Saved entries
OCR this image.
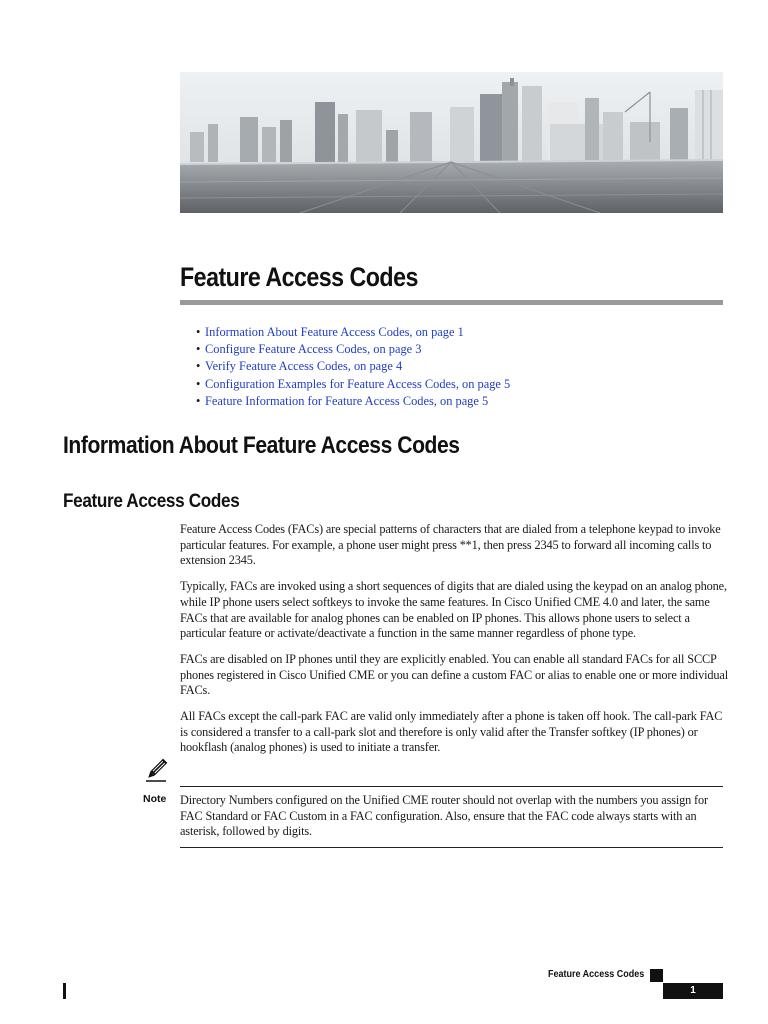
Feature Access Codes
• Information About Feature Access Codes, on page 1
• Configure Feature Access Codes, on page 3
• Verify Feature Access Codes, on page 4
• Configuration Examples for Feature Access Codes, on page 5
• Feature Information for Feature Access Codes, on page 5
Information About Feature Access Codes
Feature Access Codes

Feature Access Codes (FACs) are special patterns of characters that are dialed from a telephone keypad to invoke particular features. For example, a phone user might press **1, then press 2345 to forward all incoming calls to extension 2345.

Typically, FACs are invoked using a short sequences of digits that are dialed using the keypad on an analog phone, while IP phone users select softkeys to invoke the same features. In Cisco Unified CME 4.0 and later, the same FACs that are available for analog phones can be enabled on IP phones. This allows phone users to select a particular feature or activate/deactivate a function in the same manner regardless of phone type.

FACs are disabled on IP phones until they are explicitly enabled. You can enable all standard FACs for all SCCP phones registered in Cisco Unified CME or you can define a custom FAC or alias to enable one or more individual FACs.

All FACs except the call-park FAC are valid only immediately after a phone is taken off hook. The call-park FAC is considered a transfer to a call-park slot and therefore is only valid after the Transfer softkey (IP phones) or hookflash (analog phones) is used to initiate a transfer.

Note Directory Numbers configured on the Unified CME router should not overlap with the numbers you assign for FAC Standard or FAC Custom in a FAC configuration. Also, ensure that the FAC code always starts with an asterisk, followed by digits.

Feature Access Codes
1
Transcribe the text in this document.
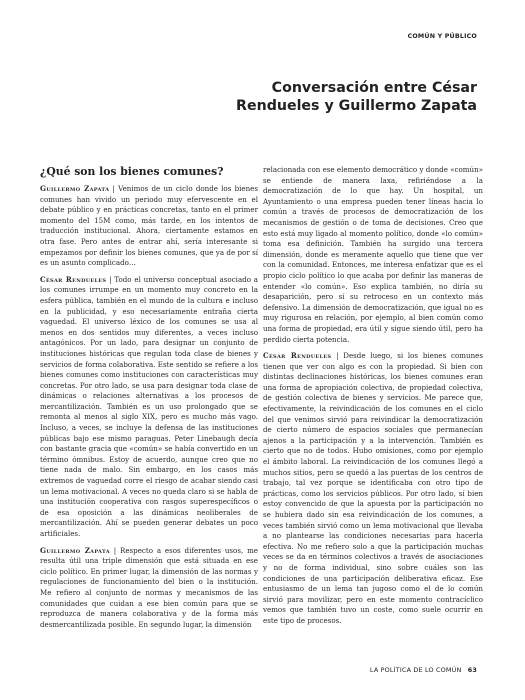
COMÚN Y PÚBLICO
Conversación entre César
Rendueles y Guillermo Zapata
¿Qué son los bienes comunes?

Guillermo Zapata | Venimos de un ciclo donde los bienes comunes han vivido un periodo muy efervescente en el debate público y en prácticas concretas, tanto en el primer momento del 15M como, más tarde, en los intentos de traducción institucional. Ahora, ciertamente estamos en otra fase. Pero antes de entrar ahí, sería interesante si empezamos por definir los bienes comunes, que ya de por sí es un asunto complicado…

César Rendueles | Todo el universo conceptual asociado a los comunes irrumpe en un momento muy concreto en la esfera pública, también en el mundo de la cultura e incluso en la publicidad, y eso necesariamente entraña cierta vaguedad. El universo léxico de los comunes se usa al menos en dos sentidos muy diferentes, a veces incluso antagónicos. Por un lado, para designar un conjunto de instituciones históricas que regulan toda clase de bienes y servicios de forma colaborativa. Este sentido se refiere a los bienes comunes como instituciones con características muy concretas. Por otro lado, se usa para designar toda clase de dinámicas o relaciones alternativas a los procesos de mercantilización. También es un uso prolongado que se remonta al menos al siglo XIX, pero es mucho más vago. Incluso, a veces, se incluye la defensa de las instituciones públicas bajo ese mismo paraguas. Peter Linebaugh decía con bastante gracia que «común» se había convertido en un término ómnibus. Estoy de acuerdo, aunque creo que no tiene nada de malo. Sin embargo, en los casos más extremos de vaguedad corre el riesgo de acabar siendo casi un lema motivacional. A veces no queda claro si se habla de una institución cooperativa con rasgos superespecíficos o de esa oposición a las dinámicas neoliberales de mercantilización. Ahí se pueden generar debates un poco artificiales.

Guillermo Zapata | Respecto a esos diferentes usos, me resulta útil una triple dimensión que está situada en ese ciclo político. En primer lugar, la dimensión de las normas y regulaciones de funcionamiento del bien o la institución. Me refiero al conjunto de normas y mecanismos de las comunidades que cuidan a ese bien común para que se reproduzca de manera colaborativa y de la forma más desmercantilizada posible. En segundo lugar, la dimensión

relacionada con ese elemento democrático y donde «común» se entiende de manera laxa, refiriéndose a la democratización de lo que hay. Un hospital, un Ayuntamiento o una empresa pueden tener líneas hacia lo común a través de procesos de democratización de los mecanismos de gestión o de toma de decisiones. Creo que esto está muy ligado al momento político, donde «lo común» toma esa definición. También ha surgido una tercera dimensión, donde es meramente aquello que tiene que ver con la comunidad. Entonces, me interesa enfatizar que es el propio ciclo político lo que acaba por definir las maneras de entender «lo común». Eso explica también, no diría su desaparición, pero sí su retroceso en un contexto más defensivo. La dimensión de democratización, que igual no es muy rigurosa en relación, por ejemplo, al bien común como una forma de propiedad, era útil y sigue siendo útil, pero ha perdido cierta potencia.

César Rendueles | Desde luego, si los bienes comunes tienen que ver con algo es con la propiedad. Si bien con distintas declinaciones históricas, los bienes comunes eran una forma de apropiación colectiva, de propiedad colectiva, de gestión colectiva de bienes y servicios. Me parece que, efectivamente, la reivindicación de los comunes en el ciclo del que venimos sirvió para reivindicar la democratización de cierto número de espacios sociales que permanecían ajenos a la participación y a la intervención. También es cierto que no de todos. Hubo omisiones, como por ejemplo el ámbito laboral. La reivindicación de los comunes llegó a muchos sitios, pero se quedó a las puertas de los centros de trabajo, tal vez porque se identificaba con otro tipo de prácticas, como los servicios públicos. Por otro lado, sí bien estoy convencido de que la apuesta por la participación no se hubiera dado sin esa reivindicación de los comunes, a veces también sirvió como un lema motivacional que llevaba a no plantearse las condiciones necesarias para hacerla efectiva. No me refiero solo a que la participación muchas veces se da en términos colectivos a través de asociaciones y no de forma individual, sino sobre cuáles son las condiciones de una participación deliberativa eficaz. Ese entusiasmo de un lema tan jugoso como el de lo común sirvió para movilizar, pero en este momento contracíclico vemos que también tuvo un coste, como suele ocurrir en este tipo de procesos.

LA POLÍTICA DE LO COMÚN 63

DESCRIPTION OF THE TASK
Which lines hold the word "About"? Copy each of them from the records.

FULL SOLUTION
• Information About Feature Access Codes, on page 1
Information About Feature Access Codes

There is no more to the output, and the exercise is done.